(Data entries)
↓

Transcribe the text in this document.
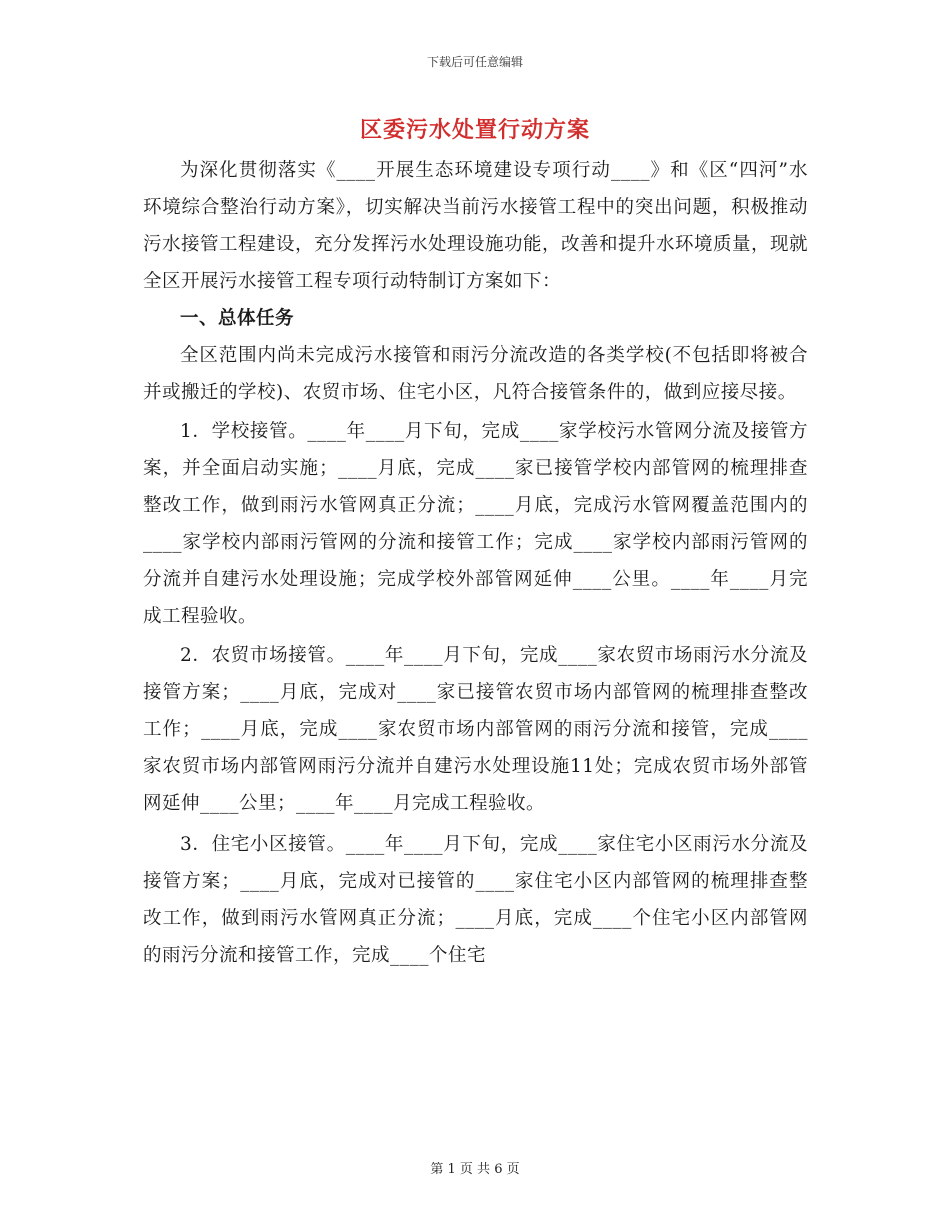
下载后可任意编辑
区委污水处置行动方案

为深化贯彻落实《____开展生态环境建设专项行动____》和《区“四河”水环境综合整治行动方案》，切实解决当前污水接管工程中的突出问题，积极推动污水接管工程建设，充分发挥污水处理设施功能，改善和提升水环境质量，现就全区开展污水接管工程专项行动特制订方案如下：

一、总体任务

全区范围内尚未完成污水接管和雨污分流改造的各类学校(不包括即将被合并或搬迁的学校)、农贸市场、住宅小区，凡符合接管条件的，做到应接尽接。

1．学校接管。____年____月下旬，完成____家学校污水管网分流及接管方案，并全面启动实施；____月底，完成____家已接管学校内部管网的梳理排查整改工作，做到雨污水管网真正分流；____月底，完成污水管网覆盖范围内的____家学校内部雨污管网的分流和接管工作；完成____家学校内部雨污管网的分流并自建污水处理设施；完成学校外部管网延伸____公里。____年____月完成工程验收。

2．农贸市场接管。____年____月下旬，完成____家农贸市场雨污水分流及接管方案；____月底，完成对____家已接管农贸市场内部管网的梳理排查整改工作；____月底，完成____家农贸市场内部管网的雨污分流和接管，完成____家农贸市场内部管网雨污分流并自建污水处理设施11处；完成农贸市场外部管网延伸____公里；____年____月完成工程验收。

3．住宅小区接管。____年____月下旬，完成____家住宅小区雨污水分流及接管方案；____月底，完成对已接管的____家住宅小区内部管网的梳理排查整改工作，做到雨污水管网真正分流；____月底，完成____个住宅小区内部管网的雨污分流和接管工作，完成____个住宅

第 1 页 共 6 页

↑

**DO THIS:**
Copy all lines from the listing that contain "做到雨污水管网真正分流".

**FULL RESPONSE:**
1．学校接管。____年____月下旬，完成____家学校污水管网分流及接管方案，并全面启动实施；____月底，完成____家已接管学校内部管网的梳理排查整改工作，做到雨污水管网真正分流；____月底，完成污水管网覆盖范围内的____家学校内部雨污管网的分流和接管工作；完成____家学校内部雨污管网的分流并自建污水处理设施；完成学校外部管网延伸____公里。____年____月完成工程验收。
3．住宅小区接管。____年____月下旬，完成____家住宅小区雨污水分流及接管方案；____月底，完成对已接管的____家住宅小区内部管网的梳理排查整改工作，做到雨污水管网真正分流；____月底，完成____个住宅小区内部管网的雨污分流和接管工作，完成____个住宅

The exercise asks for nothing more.